--- start ---
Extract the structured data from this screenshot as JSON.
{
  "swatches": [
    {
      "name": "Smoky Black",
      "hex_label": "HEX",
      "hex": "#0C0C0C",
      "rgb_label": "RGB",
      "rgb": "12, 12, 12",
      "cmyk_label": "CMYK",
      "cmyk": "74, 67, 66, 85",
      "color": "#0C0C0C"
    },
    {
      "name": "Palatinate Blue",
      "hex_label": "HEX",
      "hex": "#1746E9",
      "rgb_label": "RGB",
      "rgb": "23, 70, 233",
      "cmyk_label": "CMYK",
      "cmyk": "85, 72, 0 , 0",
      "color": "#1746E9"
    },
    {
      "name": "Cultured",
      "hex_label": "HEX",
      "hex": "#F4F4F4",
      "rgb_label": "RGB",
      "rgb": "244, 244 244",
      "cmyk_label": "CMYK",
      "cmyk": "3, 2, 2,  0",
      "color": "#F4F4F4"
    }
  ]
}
--- end ---
Search the material above for "name". Pull out each line where it shows up.

• _OUTPUT OF THE TASK_
      "name": "Smoky Black",
      "name": "Palatinate Blue",
      "name": "Cultured",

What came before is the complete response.